» WORK TO DO
Reproduce the lines below, changing every "percentuale" to "percentage" and leaving everything else as it is.

(Excerpt from a dataset)
──────────────────────────────
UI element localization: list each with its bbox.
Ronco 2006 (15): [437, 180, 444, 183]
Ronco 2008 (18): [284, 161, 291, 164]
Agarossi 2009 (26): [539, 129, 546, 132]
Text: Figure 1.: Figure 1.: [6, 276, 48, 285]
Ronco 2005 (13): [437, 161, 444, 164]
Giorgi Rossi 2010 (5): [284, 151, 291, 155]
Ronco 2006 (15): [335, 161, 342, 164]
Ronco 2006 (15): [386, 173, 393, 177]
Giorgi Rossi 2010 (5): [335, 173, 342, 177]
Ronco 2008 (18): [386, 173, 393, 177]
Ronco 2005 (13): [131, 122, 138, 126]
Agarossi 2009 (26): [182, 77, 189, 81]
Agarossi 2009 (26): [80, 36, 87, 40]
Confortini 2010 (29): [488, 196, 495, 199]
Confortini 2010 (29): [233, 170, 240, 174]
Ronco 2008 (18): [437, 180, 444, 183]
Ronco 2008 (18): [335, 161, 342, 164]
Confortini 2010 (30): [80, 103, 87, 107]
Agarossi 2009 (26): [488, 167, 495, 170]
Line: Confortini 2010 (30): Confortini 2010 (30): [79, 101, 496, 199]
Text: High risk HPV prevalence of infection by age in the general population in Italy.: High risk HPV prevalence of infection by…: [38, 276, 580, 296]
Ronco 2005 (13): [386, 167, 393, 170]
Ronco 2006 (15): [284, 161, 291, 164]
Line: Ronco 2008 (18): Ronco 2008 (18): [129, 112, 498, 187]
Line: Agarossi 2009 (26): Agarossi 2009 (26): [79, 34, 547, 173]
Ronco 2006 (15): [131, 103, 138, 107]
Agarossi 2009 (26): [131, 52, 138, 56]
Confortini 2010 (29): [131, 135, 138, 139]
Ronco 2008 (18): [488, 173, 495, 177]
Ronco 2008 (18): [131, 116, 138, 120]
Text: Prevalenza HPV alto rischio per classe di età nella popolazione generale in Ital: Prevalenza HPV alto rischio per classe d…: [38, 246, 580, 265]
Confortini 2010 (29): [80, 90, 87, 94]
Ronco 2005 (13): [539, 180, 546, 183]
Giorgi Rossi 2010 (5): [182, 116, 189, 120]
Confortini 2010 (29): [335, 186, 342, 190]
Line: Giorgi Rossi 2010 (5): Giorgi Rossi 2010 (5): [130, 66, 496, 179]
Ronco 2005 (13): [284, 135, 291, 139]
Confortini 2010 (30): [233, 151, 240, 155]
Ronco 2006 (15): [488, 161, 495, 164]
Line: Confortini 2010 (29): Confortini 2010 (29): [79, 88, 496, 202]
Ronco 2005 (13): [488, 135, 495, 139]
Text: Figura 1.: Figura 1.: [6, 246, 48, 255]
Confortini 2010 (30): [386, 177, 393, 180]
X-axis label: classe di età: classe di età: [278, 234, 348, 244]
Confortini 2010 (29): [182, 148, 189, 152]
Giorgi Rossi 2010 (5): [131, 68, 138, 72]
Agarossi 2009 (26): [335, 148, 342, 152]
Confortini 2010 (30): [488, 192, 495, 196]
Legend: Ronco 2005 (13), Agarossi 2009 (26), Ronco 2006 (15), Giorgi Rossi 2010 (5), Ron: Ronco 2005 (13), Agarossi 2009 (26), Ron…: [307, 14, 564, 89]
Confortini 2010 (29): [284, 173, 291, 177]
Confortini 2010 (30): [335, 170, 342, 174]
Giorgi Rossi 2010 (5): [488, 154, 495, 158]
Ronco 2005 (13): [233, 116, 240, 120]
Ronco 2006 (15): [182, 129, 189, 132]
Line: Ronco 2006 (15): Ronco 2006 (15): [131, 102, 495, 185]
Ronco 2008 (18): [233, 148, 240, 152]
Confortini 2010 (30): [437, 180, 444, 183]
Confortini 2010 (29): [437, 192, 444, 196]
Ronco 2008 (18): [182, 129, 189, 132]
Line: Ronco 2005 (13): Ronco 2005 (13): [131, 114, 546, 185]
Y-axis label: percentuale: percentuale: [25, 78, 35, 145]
──────────────────────────────
» EXERCISE OUTPUT
UI element localization: list each with its bbox.
Ronco 2006 (15): [437, 180, 444, 183]
Ronco 2008 (18): [284, 161, 291, 164]
Agarossi 2009 (26): [539, 129, 546, 132]
Text: Figure 1.: Figure 1.: [6, 276, 48, 285]
Ronco 2005 (13): [437, 161, 444, 164]
Giorgi Rossi 2010 (5): [284, 151, 291, 155]
Ronco 2006 (15): [335, 161, 342, 164]
Ronco 2006 (15): [386, 173, 393, 177]
Giorgi Rossi 2010 (5): [335, 173, 342, 177]
Ronco 2008 (18): [386, 173, 393, 177]
Ronco 2005 (13): [131, 122, 138, 126]
Agarossi 2009 (26): [182, 77, 189, 81]
Agarossi 2009 (26): [80, 36, 87, 40]
Confortini 2010 (29): [488, 196, 495, 199]
Confortini 2010 (29): [233, 170, 240, 174]
Ronco 2008 (18): [437, 180, 444, 183]
Ronco 2008 (18): [335, 161, 342, 164]
Confortini 2010 (30): [80, 103, 87, 107]
Agarossi 2009 (26): [488, 167, 495, 170]
Line: Confortini 2010 (30): Confortini 2010 (30): [79, 101, 496, 199]
Text: High risk HPV prevalence of infection by age in the general population in Italy.: High risk HPV prevalence of infection by…: [38, 276, 580, 296]
Ronco 2005 (13): [386, 167, 393, 170]
Ronco 2006 (15): [284, 161, 291, 164]
Line: Ronco 2008 (18): Ronco 2008 (18): [129, 112, 498, 187]
Line: Agarossi 2009 (26): Agarossi 2009 (26): [79, 34, 547, 173]
Ronco 2006 (15): [131, 103, 138, 107]
Agarossi 2009 (26): [131, 52, 138, 56]
Confortini 2010 (29): [131, 135, 138, 139]
Ronco 2008 (18): [488, 173, 495, 177]
Ronco 2008 (18): [131, 116, 138, 120]
Text: Prevalenza HPV alto rischio per classe di età nella popolazione generale in Ital: Prevalenza HPV alto rischio per classe d…: [38, 246, 580, 265]
Confortini 2010 (29): [80, 90, 87, 94]
Ronco 2005 (13): [539, 180, 546, 183]
Giorgi Rossi 2010 (5): [182, 116, 189, 120]
Confortini 2010 (29): [335, 186, 342, 190]
Line: Giorgi Rossi 2010 (5): Giorgi Rossi 2010 (5): [130, 66, 496, 179]
Ronco 2005 (13): [284, 135, 291, 139]
Confortini 2010 (30): [233, 151, 240, 155]
Ronco 2006 (15): [488, 161, 495, 164]
Line: Confortini 2010 (29): Confortini 2010 (29): [79, 88, 496, 202]
Ronco 2005 (13): [488, 135, 495, 139]
Text: Figura 1.: Figura 1.: [6, 246, 48, 255]
Confortini 2010 (30): [386, 177, 393, 180]
X-axis label: classe di età: classe di età: [278, 234, 348, 244]
Confortini 2010 (29): [182, 148, 189, 152]
Giorgi Rossi 2010 (5): [131, 68, 138, 72]
Agarossi 2009 (26): [335, 148, 342, 152]
Confortini 2010 (30): [488, 192, 495, 196]
Legend: Ronco 2005 (13), Agarossi 2009 (26), Ronco 2006 (15), Giorgi Rossi 2010 (5), Ron: Ronco 2005 (13), Agarossi 2009 (26), Ron…: [307, 14, 564, 89]
Confortini 2010 (29): [284, 173, 291, 177]
Confortini 2010 (30): [335, 170, 342, 174]
Giorgi Rossi 2010 (5): [488, 154, 495, 158]
Ronco 2005 (13): [233, 116, 240, 120]
Ronco 2006 (15): [182, 129, 189, 132]
Line: Ronco 2006 (15): Ronco 2006 (15): [131, 102, 495, 185]
Ronco 2008 (18): [233, 148, 240, 152]
Confortini 2010 (30): [437, 180, 444, 183]
Confortini 2010 (29): [437, 192, 444, 196]
Ronco 2008 (18): [182, 129, 189, 132]
Line: Ronco 2005 (13): Ronco 2005 (13): [131, 114, 546, 185]
Y-axis label: percentage: percentage: [25, 78, 35, 145]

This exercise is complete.